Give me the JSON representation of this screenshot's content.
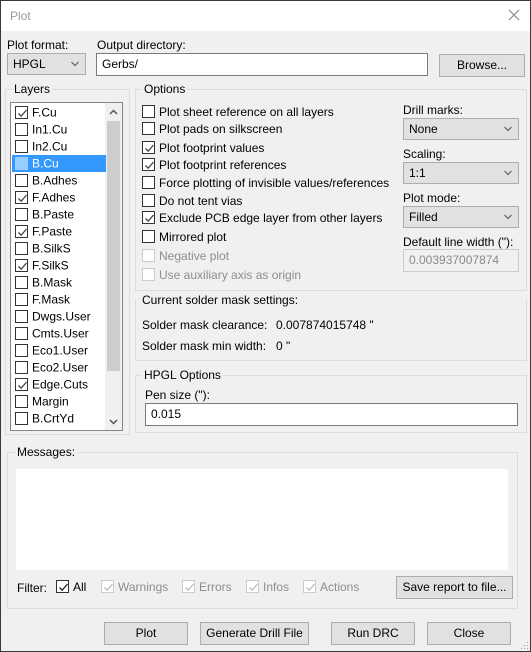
{
  "window": {
    "title": "Plot"
  },
  "plot_format": {
    "label": "Plot format:",
    "value": "HPGL"
  },
  "output_directory": {
    "label": "Output directory:",
    "value": "Gerbs/",
    "browse_label": "Browse..."
  },
  "layers": {
    "title": "Layers",
    "items": [
      {
        "name": "F.Cu",
        "checked": true,
        "selected": false
      },
      {
        "name": "In1.Cu",
        "checked": false,
        "selected": false
      },
      {
        "name": "In2.Cu",
        "checked": false,
        "selected": false
      },
      {
        "name": "B.Cu",
        "checked": false,
        "selected": true
      },
      {
        "name": "B.Adhes",
        "checked": false,
        "selected": false
      },
      {
        "name": "F.Adhes",
        "checked": true,
        "selected": false
      },
      {
        "name": "B.Paste",
        "checked": false,
        "selected": false
      },
      {
        "name": "F.Paste",
        "checked": true,
        "selected": false
      },
      {
        "name": "B.SilkS",
        "checked": false,
        "selected": false
      },
      {
        "name": "F.SilkS",
        "checked": true,
        "selected": false
      },
      {
        "name": "B.Mask",
        "checked": false,
        "selected": false
      },
      {
        "name": "F.Mask",
        "checked": false,
        "selected": false
      },
      {
        "name": "Dwgs.User",
        "checked": false,
        "selected": false
      },
      {
        "name": "Cmts.User",
        "checked": false,
        "selected": false
      },
      {
        "name": "Eco1.User",
        "checked": false,
        "selected": false
      },
      {
        "name": "Eco2.User",
        "checked": false,
        "selected": false
      },
      {
        "name": "Edge.Cuts",
        "checked": true,
        "selected": false
      },
      {
        "name": "Margin",
        "checked": false,
        "selected": false
      },
      {
        "name": "B.CrtYd",
        "checked": false,
        "selected": false
      }
    ]
  },
  "options": {
    "title": "Options",
    "checkboxes": [
      {
        "label": "Plot sheet reference on all layers",
        "checked": false,
        "disabled": false
      },
      {
        "label": "Plot pads on silkscreen",
        "checked": false,
        "disabled": false
      },
      {
        "label": "Plot footprint values",
        "checked": true,
        "disabled": false
      },
      {
        "label": "Plot footprint references",
        "checked": true,
        "disabled": false
      },
      {
        "label": "Force plotting of invisible values/references",
        "checked": false,
        "disabled": false
      },
      {
        "label": "Do not tent vias",
        "checked": false,
        "disabled": false
      },
      {
        "label": "Exclude PCB edge layer from other layers",
        "checked": true,
        "disabled": false
      },
      {
        "label": "Mirrored plot",
        "checked": false,
        "disabled": false
      },
      {
        "label": "Negative plot",
        "checked": false,
        "disabled": true
      },
      {
        "label": "Use auxiliary axis as origin",
        "checked": false,
        "disabled": true
      }
    ],
    "drill_marks": {
      "label": "Drill marks:",
      "value": "None"
    },
    "scaling": {
      "label": "Scaling:",
      "value": "1:1"
    },
    "plot_mode": {
      "label": "Plot mode:",
      "value": "Filled"
    },
    "default_line_width": {
      "label": "Default line width (\"):",
      "value": "0.003937007874"
    }
  },
  "solder_mask": {
    "title": "Current solder mask settings:",
    "clearance_label": "Solder mask clearance:",
    "clearance_value": "0.007874015748 \"",
    "min_width_label": "Solder mask min width:",
    "min_width_value": "0 \""
  },
  "hpgl": {
    "title": "HPGL Options",
    "pen_size_label": "Pen size (\"):",
    "pen_size_value": "0.015"
  },
  "messages": {
    "title": "Messages:",
    "content": "",
    "filter_label": "Filter:",
    "filters": [
      {
        "label": "All",
        "checked": true,
        "disabled": false
      },
      {
        "label": "Warnings",
        "checked": true,
        "disabled": true
      },
      {
        "label": "Errors",
        "checked": true,
        "disabled": true
      },
      {
        "label": "Infos",
        "checked": true,
        "disabled": true
      },
      {
        "label": "Actions",
        "checked": true,
        "disabled": true
      }
    ],
    "save_report_label": "Save report to file..."
  },
  "buttons": {
    "plot": "Plot",
    "generate_drill": "Generate Drill File",
    "run_drc": "Run DRC",
    "close": "Close"
  },
  "colors": {
    "selection": "#3399ff",
    "background": "#f0f0f0"
  }
}
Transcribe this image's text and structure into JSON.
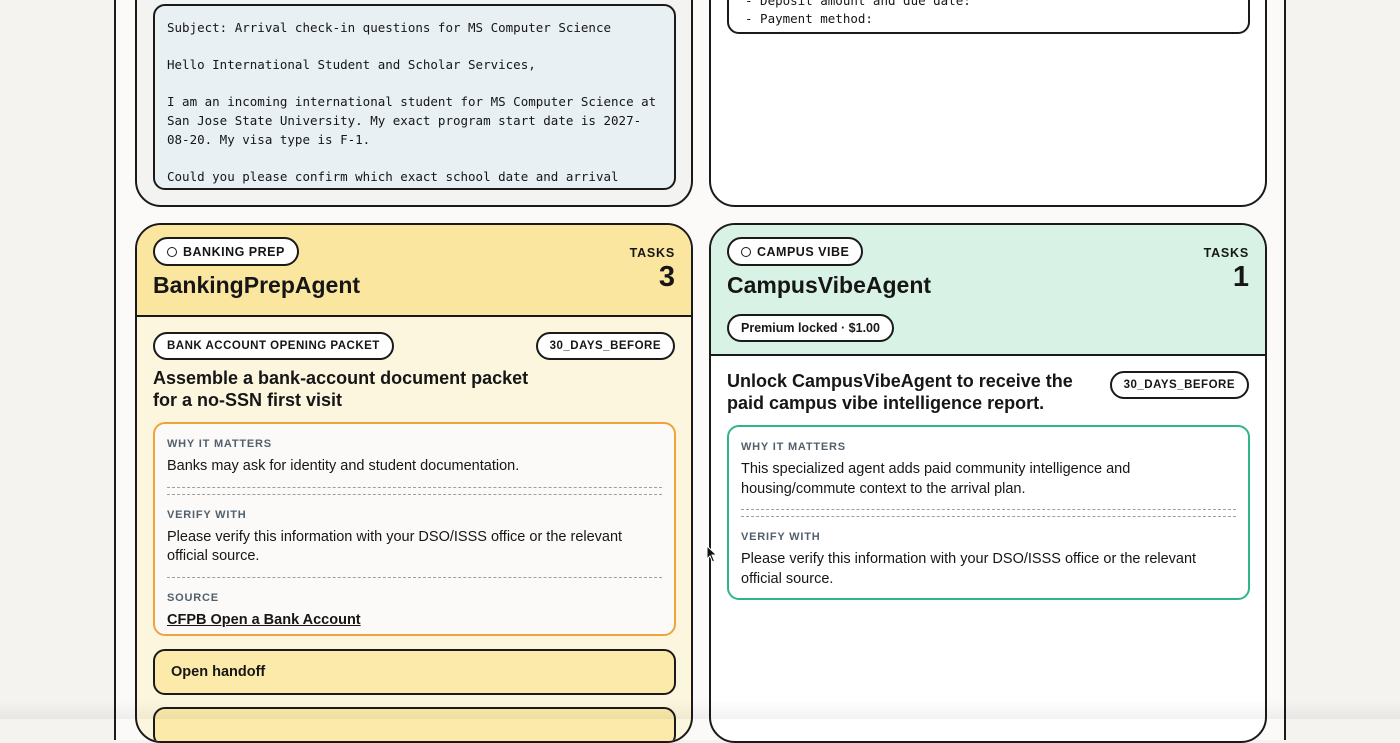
{
  "email_draft": {
    "subject_line": "Subject: Arrival check-in questions for MS Computer Science",
    "greeting": "Hello International Student and Scholar Services,",
    "body_paragraph": "I am an incoming international student for MS Computer Science at San Jose State University. My exact program start date is 2027-08-20. My visa type is F-1.",
    "question_paragraph": "Could you please confirm which exact school date and arrival check-in"
  },
  "checklist_preview": {
    "lines": [
      "- Deposit amount and due date:",
      "- Payment method:"
    ]
  },
  "banking_agent": {
    "badge": "BANKING PREP",
    "tasks_label": "TASKS",
    "tasks_count": "3",
    "name": "BankingPrepAgent",
    "task": {
      "category": "BANK ACCOUNT OPENING PACKET",
      "timing": "30_DAYS_BEFORE",
      "title": "Assemble a bank-account document packet for a no-SSN first visit",
      "why_label": "WHY IT MATTERS",
      "why_text": "Banks may ask for identity and student documentation.",
      "verify_label": "VERIFY WITH",
      "verify_text": "Please verify this information with your DSO/ISSS office or the relevant official source.",
      "source_label": "SOURCE",
      "source_link": "CFPB Open a Bank Account",
      "handoff_label": "Open handoff"
    }
  },
  "campus_agent": {
    "badge": "CAMPUS VIBE",
    "tasks_label": "TASKS",
    "tasks_count": "1",
    "name": "CampusVibeAgent",
    "premium": "Premium locked · $1.00",
    "task": {
      "timing": "30_DAYS_BEFORE",
      "title": "Unlock CampusVibeAgent to receive the paid campus vibe intelligence report.",
      "why_label": "WHY IT MATTERS",
      "why_text": "This specialized agent adds paid community intelligence and housing/commute context to the arrival plan.",
      "verify_label": "VERIFY WITH",
      "verify_text": "Please verify this information with your DSO/ISSS office or the relevant official source."
    }
  },
  "colors": {
    "banking_header": "#fbe6a0",
    "banking_body": "#fdf6de",
    "campus_header": "#d8f3e6",
    "banking_border": "#efa43a",
    "campus_border": "#2fb58b"
  }
}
* * *
## INSTRUCTION
Without the pictures, return all the records precisely as they stand.

## FULL RESPONSE
Give me the JSON representation of this screenshot's content.
{
  "window": {
    "title": "Plot"
  },
  "plot_format": {
    "label": "Plot format:",
    "value": "HPGL"
  },
  "output_directory": {
    "label": "Output directory:",
    "value": "Gerbs/",
    "browse_label": "Browse..."
  },
  "layers": {
    "title": "Layers",
    "items": [
      {
        "name": "F.Cu",
        "checked": true,
        "selected": false
      },
      {
        "name": "In1.Cu",
        "checked": false,
        "selected": false
      },
      {
        "name": "In2.Cu",
        "checked": false,
        "selected": false
      },
      {
        "name": "B.Cu",
        "checked": false,
        "selected": true
      },
      {
        "name": "B.Adhes",
        "checked": false,
        "selected": false
      },
      {
        "name": "F.Adhes",
        "checked": true,
        "selected": false
      },
      {
        "name": "B.Paste",
        "checked": false,
        "selected": false
      },
      {
        "name": "F.Paste",
        "checked": true,
        "selected": false
      },
      {
        "name": "B.SilkS",
        "checked": false,
        "selected": false
      },
      {
        "name": "F.SilkS",
        "checked": true,
        "selected": false
      },
      {
        "name": "B.Mask",
        "checked": false,
        "selected": false
      },
      {
        "name": "F.Mask",
        "checked": false,
        "selected": false
      },
      {
        "name": "Dwgs.User",
        "checked": false,
        "selected": false
      },
      {
        "name": "Cmts.User",
        "checked": false,
        "selected": false
      },
      {
        "name": "Eco1.User",
        "checked": false,
        "selected": false
      },
      {
        "name": "Eco2.User",
        "checked": false,
        "selected": false
      },
      {
        "name": "Edge.Cuts",
        "checked": true,
        "selected": false
      },
      {
        "name": "Margin",
        "checked": false,
        "selected": false
      },
      {
        "name": "B.CrtYd",
        "checked": false,
        "selected": false
      }
    ]
  },
  "options": {
    "title": "Options",
    "checkboxes": [
      {
        "label": "Plot sheet reference on all layers",
        "checked": false,
        "disabled": false
      },
      {
        "label": "Plot pads on silkscreen",
        "checked": false,
        "disabled": false
      },
      {
        "label": "Plot footprint values",
        "checked": true,
        "disabled": false
      },
      {
        "label": "Plot footprint references",
        "checked": true,
        "disabled": false
      },
      {
        "label": "Force plotting of invisible values/references",
        "checked": false,
        "disabled": false
      },
      {
        "label": "Do not tent vias",
        "checked": false,
        "disabled": false
      },
      {
        "label": "Exclude PCB edge layer from other layers",
        "checked": true,
        "disabled": false
      },
      {
        "label": "Mirrored plot",
        "checked": false,
        "disabled": false
      },
      {
        "label": "Negative plot",
        "checked": false,
        "disabled": true
      },
      {
        "label": "Use auxiliary axis as origin",
        "checked": false,
        "disabled": true
      }
    ],
    "drill_marks": {
      "label": "Drill marks:",
      "value": "None"
    },
    "scaling": {
      "label": "Scaling:",
      "value": "1:1"
    },
    "plot_mode": {
      "label": "Plot mode:",
      "value": "Filled"
    },
    "default_line_width": {
      "label": "Default line width (\"):",
      "value": "0.003937007874"
    }
  },
  "solder_mask": {
    "title": "Current solder mask settings:",
    "clearance_label": "Solder mask clearance:",
    "clearance_value": "0.007874015748 \"",
    "min_width_label": "Solder mask min width:",
    "min_width_value": "0 \""
  },
  "hpgl": {
    "title": "HPGL Options",
    "pen_size_label": "Pen size (\"):",
    "pen_size_value": "0.015"
  },
  "messages": {
    "title": "Messages:",
    "content": "",
    "filter_label": "Filter:",
    "filters": [
      {
        "label": "All",
        "checked": true,
        "disabled": false
      },
      {
        "label": "Warnings",
        "checked": true,
        "disabled": true
      },
      {
        "label": "Errors",
        "checked": true,
        "disabled": true
      },
      {
        "label": "Infos",
        "checked": true,
        "disabled": true
      },
      {
        "label": "Actions",
        "checked": true,
        "disabled": true
      }
    ],
    "save_report_label": "Save report to file..."
  },
  "buttons": {
    "plot": "Plot",
    "generate_drill": "Generate Drill File",
    "run_drc": "Run DRC",
    "close": "Close"
  },
  "colors": {
    "selection": "#3399ff",
    "background": "#f0f0f0"
  }
}
Transcribe this image's text and structure into JSON.
{
  "email_draft": {
    "subject_line": "Subject: Arrival check-in questions for MS Computer Science",
    "greeting": "Hello International Student and Scholar Services,",
    "body_paragraph": "I am an incoming international student for MS Computer Science at San Jose State University. My exact program start date is 2027-08-20. My visa type is F-1.",
    "question_paragraph": "Could you please confirm which exact school date and arrival check-in"
  },
  "checklist_preview": {
    "lines": [
      "- Deposit amount and due date:",
      "- Payment method:"
    ]
  },
  "banking_agent": {
    "badge": "BANKING PREP",
    "tasks_label": "TASKS",
    "tasks_count": "3",
    "name": "BankingPrepAgent",
    "task": {
      "category": "BANK ACCOUNT OPENING PACKET",
      "timing": "30_DAYS_BEFORE",
      "title": "Assemble a bank-account document packet for a no-SSN first visit",
      "why_label": "WHY IT MATTERS",
      "why_text": "Banks may ask for identity and student documentation.",
      "verify_label": "VERIFY WITH",
      "verify_text": "Please verify this information with your DSO/ISSS office or the relevant official source.",
      "source_label": "SOURCE",
      "source_link": "CFPB Open a Bank Account",
      "handoff_label": "Open handoff"
    }
  },
  "campus_agent": {
    "badge": "CAMPUS VIBE",
    "tasks_label": "TASKS",
    "tasks_count": "1",
    "name": "CampusVibeAgent",
    "premium": "Premium locked · $1.00",
    "task": {
      "timing": "30_DAYS_BEFORE",
      "title": "Unlock CampusVibeAgent to receive the paid campus vibe intelligence report.",
      "why_label": "WHY IT MATTERS",
      "why_text": "This specialized agent adds paid community intelligence and housing/commute context to the arrival plan.",
      "verify_label": "VERIFY WITH",
      "verify_text": "Please verify this information with your DSO/ISSS office or the relevant official source."
    }
  },
  "colors": {
    "banking_header": "#fbe6a0",
    "banking_body": "#fdf6de",
    "campus_header": "#d8f3e6",
    "banking_border": "#efa43a",
    "campus_border": "#2fb58b"
  }
}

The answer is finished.